> **What is asked**
A verbatim copy of the records is required, with all pictures left out.

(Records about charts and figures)

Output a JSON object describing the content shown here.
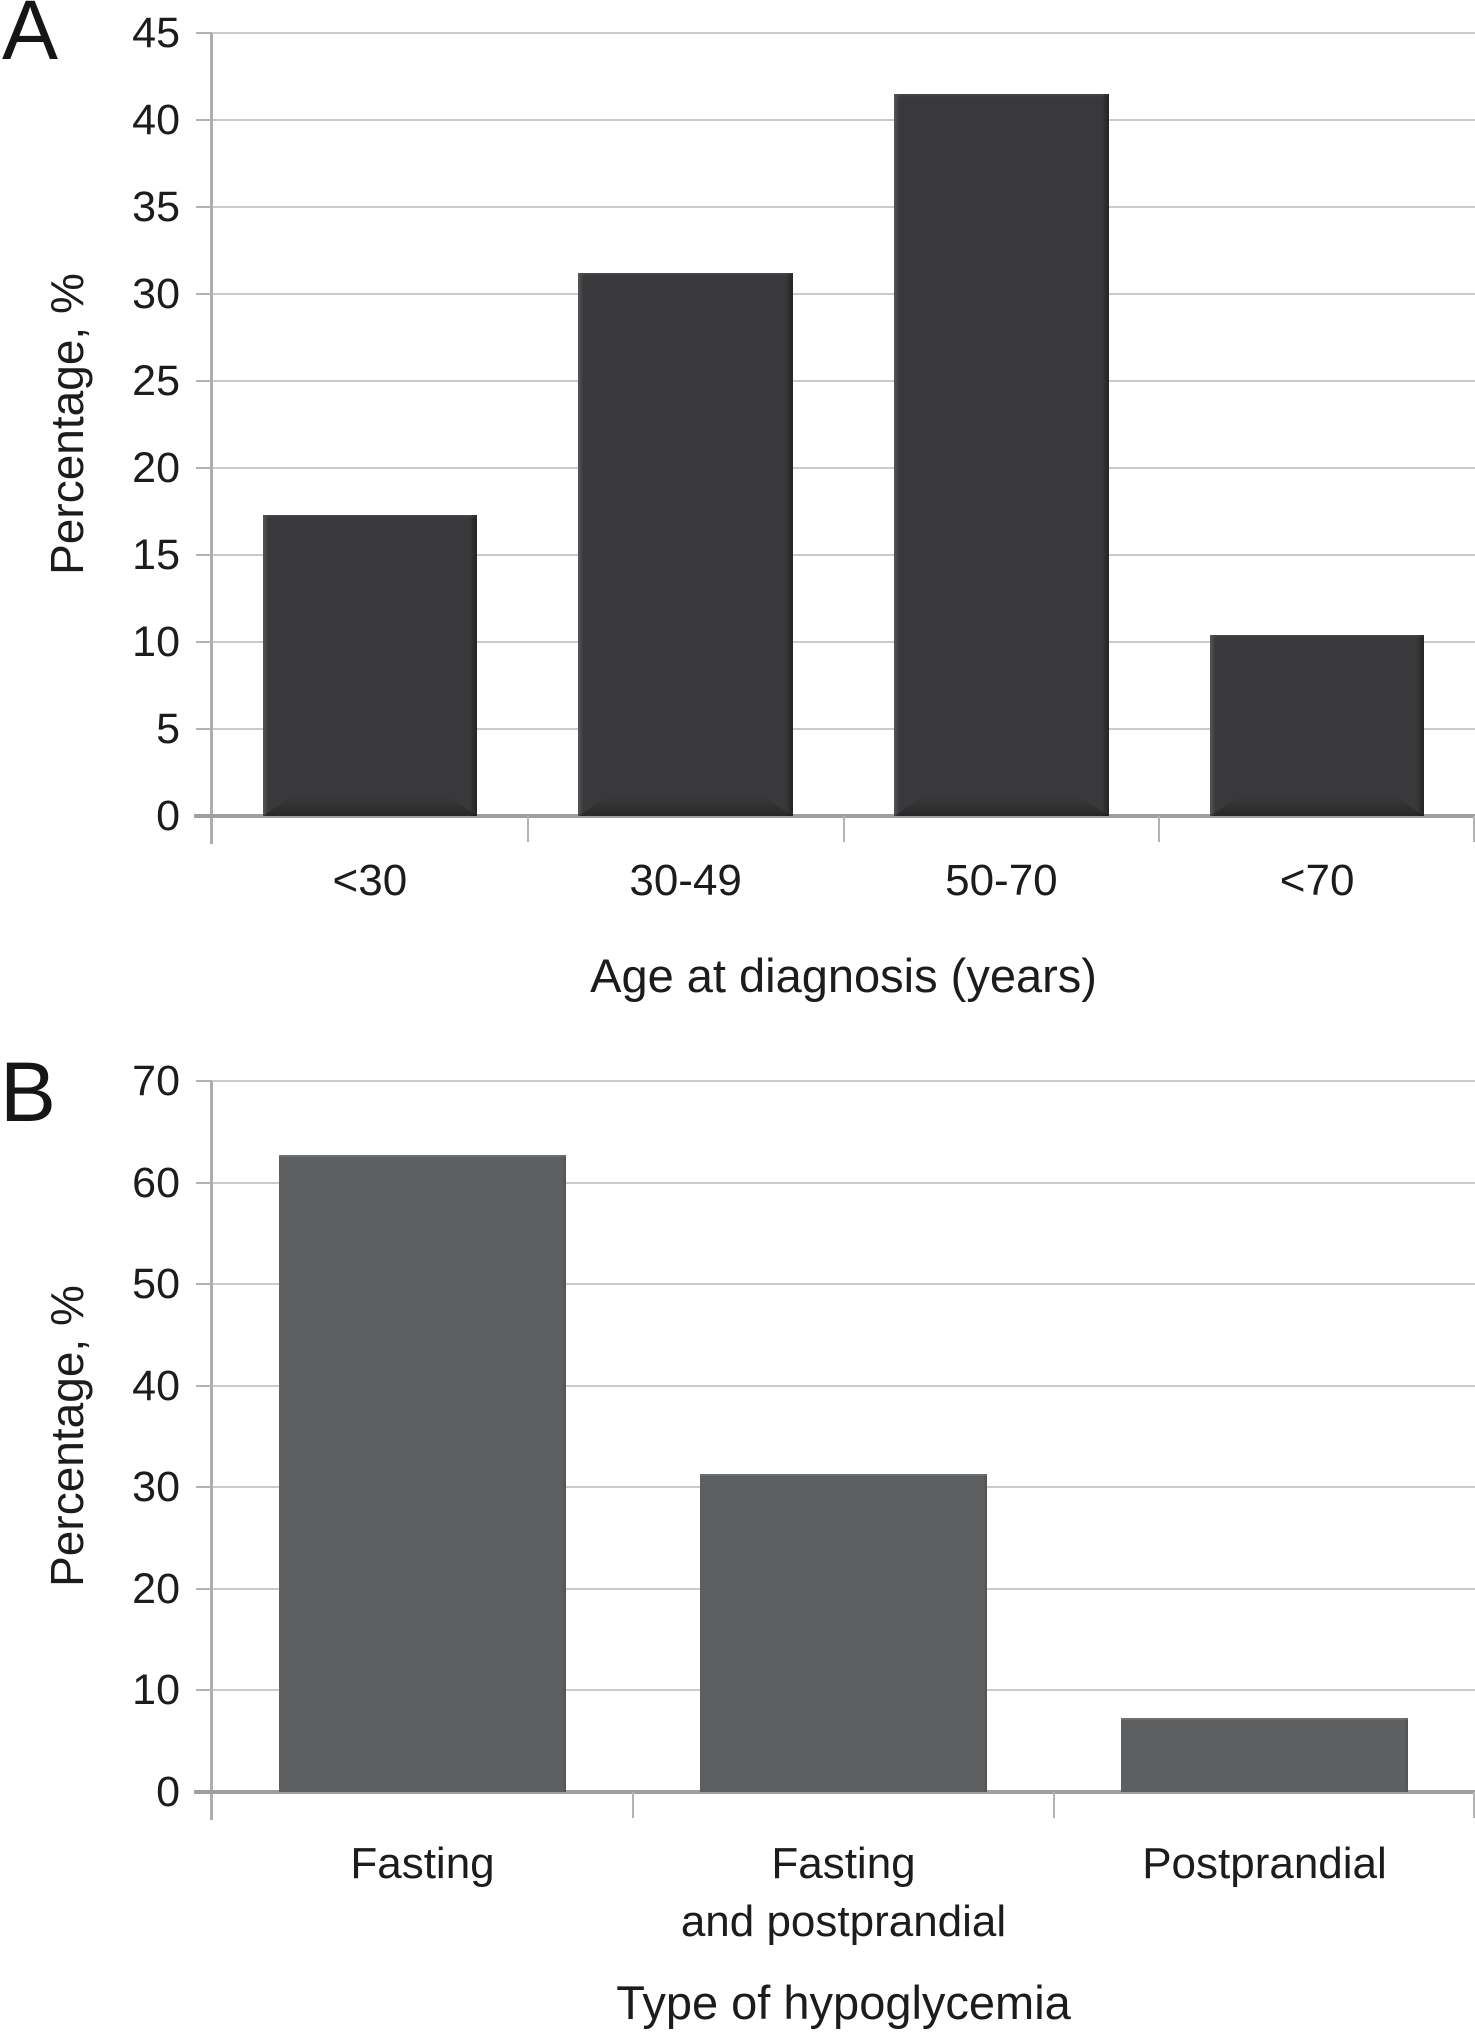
{
  "colors": {
    "background": "#ffffff",
    "gridline": "#cacaca",
    "y_axis_line": "#aeaeae",
    "x_axis_line": "#9f9f9f",
    "text": "#1c1c1e",
    "panel_a_bar": "#39393b",
    "panel_b_bar": "#5e5f61"
  },
  "chart_data": [
    {
      "type": "bar",
      "panel_label": "A",
      "title": "",
      "categories": [
        "<30",
        "30-49",
        "50-70",
        "<70"
      ],
      "values": [
        17.3,
        31.2,
        41.5,
        10.4
      ],
      "xlabel": "Age at diagnosis (years)",
      "ylabel": "Percentage, %",
      "ylim": [
        0,
        45
      ],
      "yticks": [
        45,
        40,
        35,
        30,
        25,
        20,
        15,
        10,
        5,
        0
      ],
      "grid": "horizontal",
      "legend": null,
      "bar_color": "#39393b"
    },
    {
      "type": "bar",
      "panel_label": "B",
      "title": "",
      "categories": [
        "Fasting",
        "Fasting\nand postprandial",
        "Postprandial"
      ],
      "values": [
        62.7,
        31.3,
        7.3
      ],
      "xlabel": "Type of hypoglycemia",
      "ylabel": "Percentage, %",
      "ylim": [
        0,
        70
      ],
      "yticks": [
        70,
        60,
        50,
        40,
        30,
        20,
        10,
        0
      ],
      "grid": "horizontal",
      "legend": null,
      "bar_color": "#5e5f61"
    }
  ]
}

> **Completed exercise**
Output a JSON object describing the content shown here.
{
  "colors": {
    "background": "#ffffff",
    "gridline": "#cacaca",
    "y_axis_line": "#aeaeae",
    "x_axis_line": "#9f9f9f",
    "text": "#1c1c1e",
    "panel_a_bar": "#39393b",
    "panel_b_bar": "#5e5f61"
  },
  "chart_data": [
    {
      "type": "bar",
      "panel_label": "A",
      "title": "",
      "categories": [
        "<30",
        "30-49",
        "50-70",
        "<70"
      ],
      "values": [
        17.3,
        31.2,
        41.5,
        10.4
      ],
      "xlabel": "Age at diagnosis (years)",
      "ylabel": "Percentage, %",
      "ylim": [
        0,
        45
      ],
      "yticks": [
        45,
        40,
        35,
        30,
        25,
        20,
        15,
        10,
        5,
        0
      ],
      "grid": "horizontal",
      "legend": null,
      "bar_color": "#39393b"
    },
    {
      "type": "bar",
      "panel_label": "B",
      "title": "",
      "categories": [
        "Fasting",
        "Fasting\nand postprandial",
        "Postprandial"
      ],
      "values": [
        62.7,
        31.3,
        7.3
      ],
      "xlabel": "Type of hypoglycemia",
      "ylabel": "Percentage, %",
      "ylim": [
        0,
        70
      ],
      "yticks": [
        70,
        60,
        50,
        40,
        30,
        20,
        10,
        0
      ],
      "grid": "horizontal",
      "legend": null,
      "bar_color": "#5e5f61"
    }
  ]
}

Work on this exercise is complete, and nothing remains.